Aim of the task.
All of the material below is to be returned exactly.

[START Dataset records]

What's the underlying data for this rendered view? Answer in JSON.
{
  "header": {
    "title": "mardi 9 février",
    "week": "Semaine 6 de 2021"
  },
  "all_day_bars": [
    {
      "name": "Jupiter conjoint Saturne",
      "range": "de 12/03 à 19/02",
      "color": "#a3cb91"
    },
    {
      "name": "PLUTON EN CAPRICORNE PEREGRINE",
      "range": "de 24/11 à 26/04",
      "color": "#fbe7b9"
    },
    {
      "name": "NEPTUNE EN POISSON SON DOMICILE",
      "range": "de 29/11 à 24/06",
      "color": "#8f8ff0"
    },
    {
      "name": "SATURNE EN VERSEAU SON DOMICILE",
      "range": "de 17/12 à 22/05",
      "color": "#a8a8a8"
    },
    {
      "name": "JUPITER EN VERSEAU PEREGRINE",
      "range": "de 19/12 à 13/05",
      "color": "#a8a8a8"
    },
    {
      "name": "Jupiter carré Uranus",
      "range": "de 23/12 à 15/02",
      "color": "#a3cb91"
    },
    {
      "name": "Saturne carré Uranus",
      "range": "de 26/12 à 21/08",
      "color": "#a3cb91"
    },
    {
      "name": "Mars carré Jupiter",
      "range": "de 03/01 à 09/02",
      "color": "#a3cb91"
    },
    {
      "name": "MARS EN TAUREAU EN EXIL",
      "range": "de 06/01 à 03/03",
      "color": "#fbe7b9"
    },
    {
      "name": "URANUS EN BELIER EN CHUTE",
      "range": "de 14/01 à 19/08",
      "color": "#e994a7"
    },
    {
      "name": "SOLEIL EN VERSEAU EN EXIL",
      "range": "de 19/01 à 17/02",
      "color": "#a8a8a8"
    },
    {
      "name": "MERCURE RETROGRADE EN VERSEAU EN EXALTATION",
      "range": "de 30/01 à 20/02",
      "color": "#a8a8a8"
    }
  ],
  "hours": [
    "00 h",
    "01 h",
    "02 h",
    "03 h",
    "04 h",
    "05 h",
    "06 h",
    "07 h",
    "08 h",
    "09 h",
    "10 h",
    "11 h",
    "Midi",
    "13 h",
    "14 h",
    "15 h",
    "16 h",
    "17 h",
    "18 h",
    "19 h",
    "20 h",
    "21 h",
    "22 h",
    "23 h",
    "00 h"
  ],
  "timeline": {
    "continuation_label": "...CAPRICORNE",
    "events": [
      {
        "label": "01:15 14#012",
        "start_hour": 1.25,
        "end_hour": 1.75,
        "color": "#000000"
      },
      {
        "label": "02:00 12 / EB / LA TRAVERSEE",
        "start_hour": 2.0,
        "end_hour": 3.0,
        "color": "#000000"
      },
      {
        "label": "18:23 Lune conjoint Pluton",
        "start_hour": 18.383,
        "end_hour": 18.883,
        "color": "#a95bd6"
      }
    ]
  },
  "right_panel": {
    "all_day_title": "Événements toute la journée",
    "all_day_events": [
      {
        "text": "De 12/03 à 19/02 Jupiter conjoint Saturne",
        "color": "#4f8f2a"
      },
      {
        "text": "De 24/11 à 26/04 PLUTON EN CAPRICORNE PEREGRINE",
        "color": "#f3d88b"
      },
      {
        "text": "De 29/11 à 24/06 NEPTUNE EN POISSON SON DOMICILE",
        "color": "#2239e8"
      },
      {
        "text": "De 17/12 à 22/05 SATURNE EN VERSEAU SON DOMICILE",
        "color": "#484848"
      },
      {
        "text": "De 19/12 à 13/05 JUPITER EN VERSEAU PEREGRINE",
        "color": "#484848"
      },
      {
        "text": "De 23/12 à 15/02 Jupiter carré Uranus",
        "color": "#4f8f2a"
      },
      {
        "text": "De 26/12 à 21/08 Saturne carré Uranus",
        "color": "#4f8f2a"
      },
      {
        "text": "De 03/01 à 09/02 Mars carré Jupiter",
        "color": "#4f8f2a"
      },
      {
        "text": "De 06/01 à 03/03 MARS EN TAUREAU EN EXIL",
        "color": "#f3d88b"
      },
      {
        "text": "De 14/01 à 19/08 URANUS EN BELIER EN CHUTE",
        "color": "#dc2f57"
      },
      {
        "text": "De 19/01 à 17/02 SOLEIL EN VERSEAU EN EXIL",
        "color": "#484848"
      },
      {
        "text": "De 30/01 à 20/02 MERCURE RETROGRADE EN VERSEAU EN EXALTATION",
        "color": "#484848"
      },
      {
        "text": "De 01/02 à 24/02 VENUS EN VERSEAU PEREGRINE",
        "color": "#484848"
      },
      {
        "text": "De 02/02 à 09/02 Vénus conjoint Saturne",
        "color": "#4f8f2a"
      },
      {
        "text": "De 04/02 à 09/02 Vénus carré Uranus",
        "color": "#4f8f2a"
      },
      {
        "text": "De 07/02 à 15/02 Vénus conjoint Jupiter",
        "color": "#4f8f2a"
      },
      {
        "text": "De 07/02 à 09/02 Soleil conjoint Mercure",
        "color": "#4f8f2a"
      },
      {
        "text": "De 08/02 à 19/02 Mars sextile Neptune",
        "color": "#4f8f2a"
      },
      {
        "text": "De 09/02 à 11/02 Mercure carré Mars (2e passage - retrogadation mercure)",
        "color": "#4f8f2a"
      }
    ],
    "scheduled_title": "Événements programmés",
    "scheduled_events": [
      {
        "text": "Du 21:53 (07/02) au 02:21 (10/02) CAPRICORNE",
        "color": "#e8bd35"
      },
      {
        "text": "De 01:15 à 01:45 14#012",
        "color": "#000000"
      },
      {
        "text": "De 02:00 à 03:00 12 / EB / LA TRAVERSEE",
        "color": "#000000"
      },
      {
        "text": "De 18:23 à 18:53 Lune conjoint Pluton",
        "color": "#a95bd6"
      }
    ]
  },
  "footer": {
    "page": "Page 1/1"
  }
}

[END Dataset records]

Answer below.
What's the underlying data for this rendered view? Answer in JSON.
{
  "header": {
    "title": "mardi 9 février",
    "week": "Semaine 6 de 2021"
  },
  "all_day_bars": [
    {
      "name": "Jupiter conjoint Saturne",
      "range": "de 12/03 à 19/02",
      "color": "#a3cb91"
    },
    {
      "name": "PLUTON EN CAPRICORNE PEREGRINE",
      "range": "de 24/11 à 26/04",
      "color": "#fbe7b9"
    },
    {
      "name": "NEPTUNE EN POISSON SON DOMICILE",
      "range": "de 29/11 à 24/06",
      "color": "#8f8ff0"
    },
    {
      "name": "SATURNE EN VERSEAU SON DOMICILE",
      "range": "de 17/12 à 22/05",
      "color": "#a8a8a8"
    },
    {
      "name": "JUPITER EN VERSEAU PEREGRINE",
      "range": "de 19/12 à 13/05",
      "color": "#a8a8a8"
    },
    {
      "name": "Jupiter carré Uranus",
      "range": "de 23/12 à 15/02",
      "color": "#a3cb91"
    },
    {
      "name": "Saturne carré Uranus",
      "range": "de 26/12 à 21/08",
      "color": "#a3cb91"
    },
    {
      "name": "Mars carré Jupiter",
      "range": "de 03/01 à 09/02",
      "color": "#a3cb91"
    },
    {
      "name": "MARS EN TAUREAU EN EXIL",
      "range": "de 06/01 à 03/03",
      "color": "#fbe7b9"
    },
    {
      "name": "URANUS EN BELIER EN CHUTE",
      "range": "de 14/01 à 19/08",
      "color": "#e994a7"
    },
    {
      "name": "SOLEIL EN VERSEAU EN EXIL",
      "range": "de 19/01 à 17/02",
      "color": "#a8a8a8"
    },
    {
      "name": "MERCURE RETROGRADE EN VERSEAU EN EXALTATION",
      "range": "de 30/01 à 20/02",
      "color": "#a8a8a8"
    }
  ],
  "hours": [
    "00 h",
    "01 h",
    "02 h",
    "03 h",
    "04 h",
    "05 h",
    "06 h",
    "07 h",
    "08 h",
    "09 h",
    "10 h",
    "11 h",
    "Midi",
    "13 h",
    "14 h",
    "15 h",
    "16 h",
    "17 h",
    "18 h",
    "19 h",
    "20 h",
    "21 h",
    "22 h",
    "23 h",
    "00 h"
  ],
  "timeline": {
    "continuation_label": "...CAPRICORNE",
    "events": [
      {
        "label": "01:15 14#012",
        "start_hour": 1.25,
        "end_hour": 1.75,
        "color": "#000000"
      },
      {
        "label": "02:00 12 / EB / LA TRAVERSEE",
        "start_hour": 2.0,
        "end_hour": 3.0,
        "color": "#000000"
      },
      {
        "label": "18:23 Lune conjoint Pluton",
        "start_hour": 18.383,
        "end_hour": 18.883,
        "color": "#a95bd6"
      }
    ]
  },
  "right_panel": {
    "all_day_title": "Événements toute la journée",
    "all_day_events": [
      {
        "text": "De 12/03 à 19/02 Jupiter conjoint Saturne",
        "color": "#4f8f2a"
      },
      {
        "text": "De 24/11 à 26/04 PLUTON EN CAPRICORNE PEREGRINE",
        "color": "#f3d88b"
      },
      {
        "text": "De 29/11 à 24/06 NEPTUNE EN POISSON SON DOMICILE",
        "color": "#2239e8"
      },
      {
        "text": "De 17/12 à 22/05 SATURNE EN VERSEAU SON DOMICILE",
        "color": "#484848"
      },
      {
        "text": "De 19/12 à 13/05 JUPITER EN VERSEAU PEREGRINE",
        "color": "#484848"
      },
      {
        "text": "De 23/12 à 15/02 Jupiter carré Uranus",
        "color": "#4f8f2a"
      },
      {
        "text": "De 26/12 à 21/08 Saturne carré Uranus",
        "color": "#4f8f2a"
      },
      {
        "text": "De 03/01 à 09/02 Mars carré Jupiter",
        "color": "#4f8f2a"
      },
      {
        "text": "De 06/01 à 03/03 MARS EN TAUREAU EN EXIL",
        "color": "#f3d88b"
      },
      {
        "text": "De 14/01 à 19/08 URANUS EN BELIER EN CHUTE",
        "color": "#dc2f57"
      },
      {
        "text": "De 19/01 à 17/02 SOLEIL EN VERSEAU EN EXIL",
        "color": "#484848"
      },
      {
        "text": "De 30/01 à 20/02 MERCURE RETROGRADE EN VERSEAU EN EXALTATION",
        "color": "#484848"
      },
      {
        "text": "De 01/02 à 24/02 VENUS EN VERSEAU PEREGRINE",
        "color": "#484848"
      },
      {
        "text": "De 02/02 à 09/02 Vénus conjoint Saturne",
        "color": "#4f8f2a"
      },
      {
        "text": "De 04/02 à 09/02 Vénus carré Uranus",
        "color": "#4f8f2a"
      },
      {
        "text": "De 07/02 à 15/02 Vénus conjoint Jupiter",
        "color": "#4f8f2a"
      },
      {
        "text": "De 07/02 à 09/02 Soleil conjoint Mercure",
        "color": "#4f8f2a"
      },
      {
        "text": "De 08/02 à 19/02 Mars sextile Neptune",
        "color": "#4f8f2a"
      },
      {
        "text": "De 09/02 à 11/02 Mercure carré Mars (2e passage - retrogadation mercure)",
        "color": "#4f8f2a"
      }
    ],
    "scheduled_title": "Événements programmés",
    "scheduled_events": [
      {
        "text": "Du 21:53 (07/02) au 02:21 (10/02) CAPRICORNE",
        "color": "#e8bd35"
      },
      {
        "text": "De 01:15 à 01:45 14#012",
        "color": "#000000"
      },
      {
        "text": "De 02:00 à 03:00 12 / EB / LA TRAVERSEE",
        "color": "#000000"
      },
      {
        "text": "De 18:23 à 18:53 Lune conjoint Pluton",
        "color": "#a95bd6"
      }
    ]
  },
  "footer": {
    "page": "Page 1/1"
  }
}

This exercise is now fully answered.